- Text der Seite:
---------------
Die Klägerin hat daraufhin am 11. August 2005 den sich aus Ziffer 1. des Vergleichs rechnerisch ergebenden Differenzbetrag von (40.799,36 ./. 4.803,85=) 35.995,51 EUR an den Prozessbevollmächtigten der Beklagten überwiesen. Mit Schreiben vom 4. April 2008 machte die T.krankenkasse gegenüber der Klägerin als Beitragsschuldnerin die auf den Vergleichsbetrag entfallenden Sozialversicherungsbeiträge – Arbeitnehmeranteil – in Höhe von 8.363,88 EUR geltend. Die Beklagte weigerte sich auf ein entsprechendes Forderungsschreiben der Klägerin, diesen Betrag der Klägerin zu erstatten.

Mit ihrer beim Arbeitsgericht München am 14. Juli 2008 eingegangenen Klage vom 11. Juli 2008 begehrt die Klägerin die Verurteilung der Beklagten zur Zahlung von 8.363,88 EUR.

Zur Begründung hat sie ausgeführt, sie sei seinerzeit irrtümlich davon ausgegangen, dass die Beklagte die sie als Arbeitnehmerin betreffenden Sozialversicherungsanteile an ihren Sozialversicherungsträger, die T.krankenkasse, abführen werde. Dass dem nicht so gewesen sei, habe die Klägerin erst im Jahr 2007 erfahren. Nunmehr stehe ihr ein Anspruch auf Zahlung der streitgegenständlichen Summe nach den Grundsätzen des Bereicherungsrechts gemäß § 812 ff. BGB zu. Da im vorliegenden Fall das Arbeitsverhältnis beendet sei, sei der Rückzahlungsanspruch auch nicht nur auf den Nettolohn beschränkt, sondern umfasse auch die Sozialversicherungsanteile und die Lohnsteuer.
---------------
- Aufgabe 1:
Gib aus dem nachfolgenden Zeilenblock alles von der Zeile mit „series-layer bbox=[48, 0, 478, 399]“ bis einschließlich der Zeile mit „y-axis-ticks: 0e+00 5e+04“ wortgetreu wieder.
Der Text und die Zeilen stammen aus verschiedenen Quellen.
---------------
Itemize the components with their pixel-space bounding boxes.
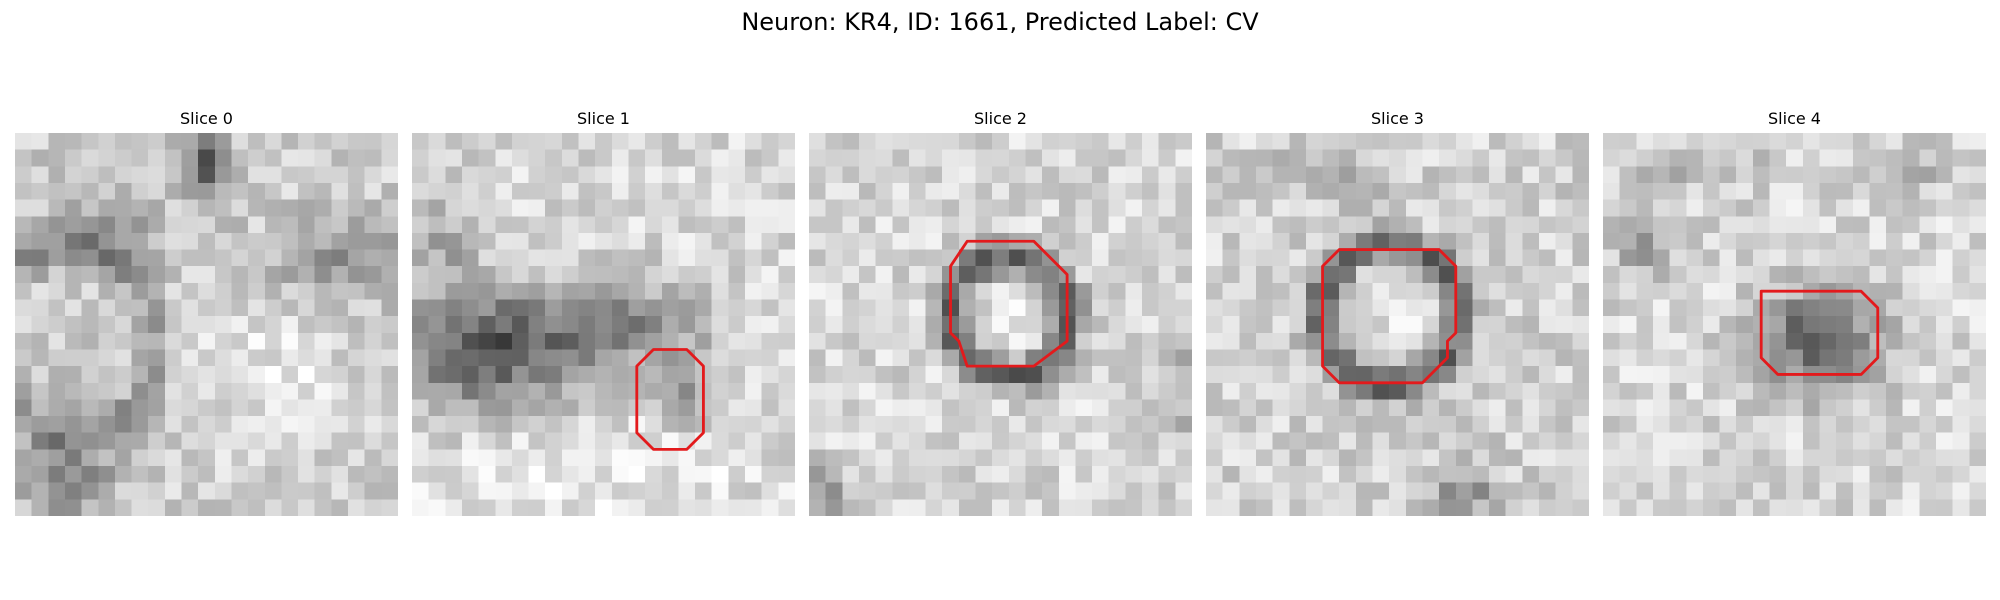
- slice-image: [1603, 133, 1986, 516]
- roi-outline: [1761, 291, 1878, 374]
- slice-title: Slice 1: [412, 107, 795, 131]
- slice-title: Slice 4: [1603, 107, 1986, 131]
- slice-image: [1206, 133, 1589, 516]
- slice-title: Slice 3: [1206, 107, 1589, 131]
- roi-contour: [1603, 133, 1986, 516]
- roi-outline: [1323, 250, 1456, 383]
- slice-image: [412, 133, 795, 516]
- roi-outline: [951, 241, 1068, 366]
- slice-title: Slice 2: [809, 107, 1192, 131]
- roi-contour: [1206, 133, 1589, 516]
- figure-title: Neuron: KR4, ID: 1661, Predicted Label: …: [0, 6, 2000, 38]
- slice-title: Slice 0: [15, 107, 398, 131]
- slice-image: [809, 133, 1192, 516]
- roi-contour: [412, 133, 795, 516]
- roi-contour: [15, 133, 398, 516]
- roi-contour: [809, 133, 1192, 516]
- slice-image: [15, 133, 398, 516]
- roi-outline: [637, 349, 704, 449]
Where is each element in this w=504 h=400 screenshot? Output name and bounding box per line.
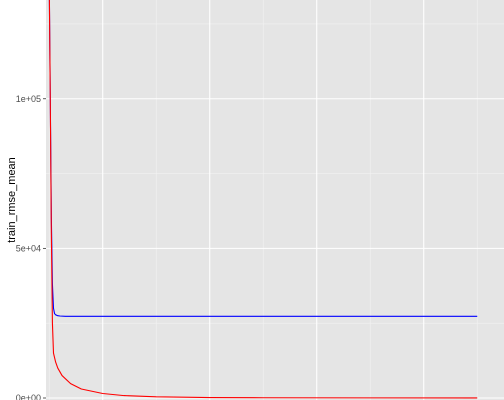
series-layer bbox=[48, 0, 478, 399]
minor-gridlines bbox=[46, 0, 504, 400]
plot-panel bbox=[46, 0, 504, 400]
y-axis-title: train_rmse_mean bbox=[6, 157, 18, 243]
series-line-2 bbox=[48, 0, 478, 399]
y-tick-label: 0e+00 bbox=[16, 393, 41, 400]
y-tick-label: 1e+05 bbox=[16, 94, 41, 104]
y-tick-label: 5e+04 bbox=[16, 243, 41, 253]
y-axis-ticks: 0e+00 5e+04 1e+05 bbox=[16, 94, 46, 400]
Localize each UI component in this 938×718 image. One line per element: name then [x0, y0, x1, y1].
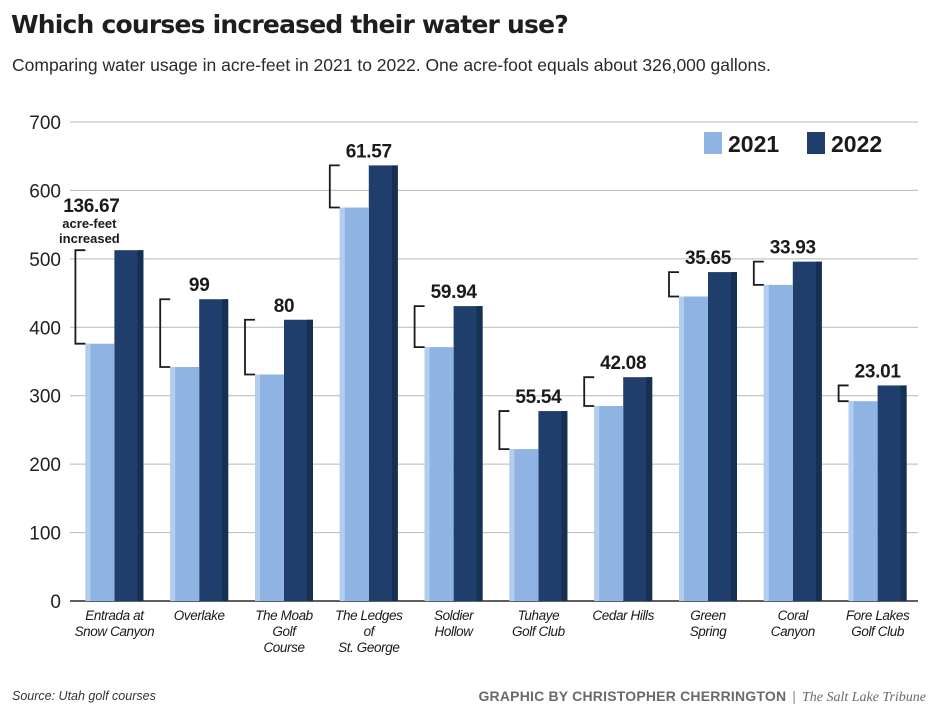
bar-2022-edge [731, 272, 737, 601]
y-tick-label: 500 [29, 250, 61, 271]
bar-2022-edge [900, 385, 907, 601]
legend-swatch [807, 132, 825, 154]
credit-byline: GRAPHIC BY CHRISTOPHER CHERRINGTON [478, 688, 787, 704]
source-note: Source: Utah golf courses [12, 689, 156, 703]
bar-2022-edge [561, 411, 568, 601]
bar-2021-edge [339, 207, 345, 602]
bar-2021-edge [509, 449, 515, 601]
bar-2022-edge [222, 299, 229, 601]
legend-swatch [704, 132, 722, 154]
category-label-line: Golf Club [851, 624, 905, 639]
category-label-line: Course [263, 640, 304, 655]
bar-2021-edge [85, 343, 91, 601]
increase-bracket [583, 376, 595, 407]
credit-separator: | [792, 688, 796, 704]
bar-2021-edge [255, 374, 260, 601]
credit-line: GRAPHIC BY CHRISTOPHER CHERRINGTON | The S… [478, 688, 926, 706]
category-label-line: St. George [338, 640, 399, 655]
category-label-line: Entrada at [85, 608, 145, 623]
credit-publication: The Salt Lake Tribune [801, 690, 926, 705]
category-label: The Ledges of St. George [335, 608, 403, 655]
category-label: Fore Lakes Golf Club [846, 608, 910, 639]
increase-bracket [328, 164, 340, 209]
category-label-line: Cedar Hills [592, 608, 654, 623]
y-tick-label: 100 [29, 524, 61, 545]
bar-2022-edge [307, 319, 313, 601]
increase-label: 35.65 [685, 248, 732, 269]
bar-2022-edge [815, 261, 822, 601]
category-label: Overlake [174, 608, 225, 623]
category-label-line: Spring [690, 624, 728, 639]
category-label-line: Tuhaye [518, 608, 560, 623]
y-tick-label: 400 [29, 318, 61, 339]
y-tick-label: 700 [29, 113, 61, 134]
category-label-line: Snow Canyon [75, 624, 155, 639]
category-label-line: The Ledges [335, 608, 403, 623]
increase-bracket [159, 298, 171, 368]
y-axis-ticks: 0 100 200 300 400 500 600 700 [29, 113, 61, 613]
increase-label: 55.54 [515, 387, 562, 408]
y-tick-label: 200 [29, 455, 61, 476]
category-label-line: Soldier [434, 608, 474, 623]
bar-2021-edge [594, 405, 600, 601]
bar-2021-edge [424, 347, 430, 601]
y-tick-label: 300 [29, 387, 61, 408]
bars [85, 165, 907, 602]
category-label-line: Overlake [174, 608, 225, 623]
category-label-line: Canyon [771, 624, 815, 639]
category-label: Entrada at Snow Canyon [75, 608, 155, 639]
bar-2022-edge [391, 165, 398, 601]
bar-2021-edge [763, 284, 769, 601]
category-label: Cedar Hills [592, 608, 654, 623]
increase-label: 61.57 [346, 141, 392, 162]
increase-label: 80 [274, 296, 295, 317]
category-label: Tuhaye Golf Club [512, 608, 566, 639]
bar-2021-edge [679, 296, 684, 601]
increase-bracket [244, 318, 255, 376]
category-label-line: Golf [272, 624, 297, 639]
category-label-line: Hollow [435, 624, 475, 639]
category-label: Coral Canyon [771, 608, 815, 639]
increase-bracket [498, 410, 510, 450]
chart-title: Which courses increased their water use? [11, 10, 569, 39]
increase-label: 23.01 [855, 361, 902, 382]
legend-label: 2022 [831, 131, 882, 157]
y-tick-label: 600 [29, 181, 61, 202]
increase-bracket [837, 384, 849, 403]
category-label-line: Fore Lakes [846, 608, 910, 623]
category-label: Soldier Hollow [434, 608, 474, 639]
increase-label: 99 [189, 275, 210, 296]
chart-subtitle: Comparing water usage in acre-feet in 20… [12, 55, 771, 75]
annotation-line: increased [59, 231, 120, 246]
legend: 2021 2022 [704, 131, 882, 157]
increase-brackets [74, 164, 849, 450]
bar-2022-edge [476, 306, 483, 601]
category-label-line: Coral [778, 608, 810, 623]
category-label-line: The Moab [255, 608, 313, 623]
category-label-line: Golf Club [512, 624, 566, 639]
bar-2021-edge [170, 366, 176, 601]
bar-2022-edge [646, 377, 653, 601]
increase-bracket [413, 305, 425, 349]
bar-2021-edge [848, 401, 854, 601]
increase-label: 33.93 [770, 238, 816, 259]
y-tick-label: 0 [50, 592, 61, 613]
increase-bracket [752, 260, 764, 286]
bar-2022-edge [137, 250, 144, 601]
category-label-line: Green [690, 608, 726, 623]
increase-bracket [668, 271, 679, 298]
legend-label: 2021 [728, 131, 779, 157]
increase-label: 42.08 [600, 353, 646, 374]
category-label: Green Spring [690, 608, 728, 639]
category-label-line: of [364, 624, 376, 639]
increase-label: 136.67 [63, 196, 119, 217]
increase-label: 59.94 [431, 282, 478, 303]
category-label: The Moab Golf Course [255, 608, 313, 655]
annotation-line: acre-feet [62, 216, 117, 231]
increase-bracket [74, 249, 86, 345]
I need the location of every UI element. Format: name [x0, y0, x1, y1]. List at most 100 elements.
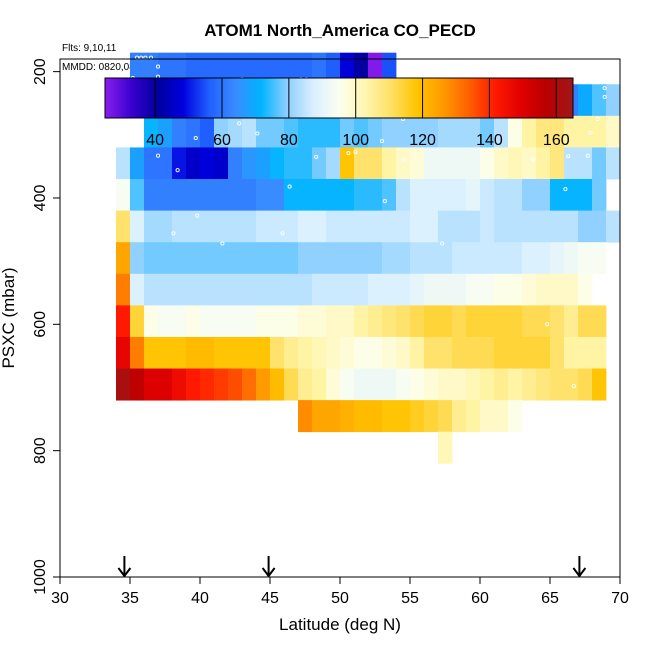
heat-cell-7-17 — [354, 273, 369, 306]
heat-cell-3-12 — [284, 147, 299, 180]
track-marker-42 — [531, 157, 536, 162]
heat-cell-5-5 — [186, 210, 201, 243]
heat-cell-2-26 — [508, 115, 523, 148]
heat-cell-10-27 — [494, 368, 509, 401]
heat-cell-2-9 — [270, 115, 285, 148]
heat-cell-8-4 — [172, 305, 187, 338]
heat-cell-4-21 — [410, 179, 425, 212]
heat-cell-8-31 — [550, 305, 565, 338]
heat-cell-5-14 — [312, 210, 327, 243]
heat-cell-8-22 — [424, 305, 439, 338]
---------------
- Aufgabe 2:
Setze den Text über den Rechtsstreit um die Erstattung der Sozialversicherungsbeiträge nach seinem letzten Satz fort.

- Erwartete Antwort 1:
series-layer bbox=[48, 0, 478, 399]
minor-gridlines bbox=[46, 0, 504, 400]
plot-panel bbox=[46, 0, 504, 400]
y-axis-title: train_rmse_mean bbox=[6, 157, 18, 243]
series-line-2 bbox=[48, 0, 478, 399]
y-tick-label: 0e+00 bbox=[16, 393, 41, 400]
y-tick-label: 1e+05 bbox=[16, 94, 41, 104]
y-tick-label: 5e+04 bbox=[16, 243, 41, 253]
y-axis-ticks: 0e+00 5e+04 1e+05 bbox=[16, 94, 46, 400]

- Erwartete Antwort 2:
Die Klägerin hat erstinstanzlich beantragt:

Die Beklagte wird verurteilt, an die Klägerin den Betrag von EUR 8.363,88 netto nebst Zinsen in Höhe von 5 Prozentpunkten über dem Basiszinssatz hieraus seit 21.04.2008 zu bezahlen.

Die Beklagte hat Klageabweisung beantragt und zur Begründung ausgeführt, dass nach ständiger Rechtsprechung des Bundesarbeitsgerichts ein Erstattungsanspruch des Arbeitgebers nur durch Abzug vom Arbeitsentgelt geltend gemacht werden könne.

Das Arbeitsgericht München hat die Klage mit Endurteil vom 9. Oktober 2008, das der Klägerin am 21. Oktober 2008 zugestellt wurde, in vollem Umfang abgewiesen.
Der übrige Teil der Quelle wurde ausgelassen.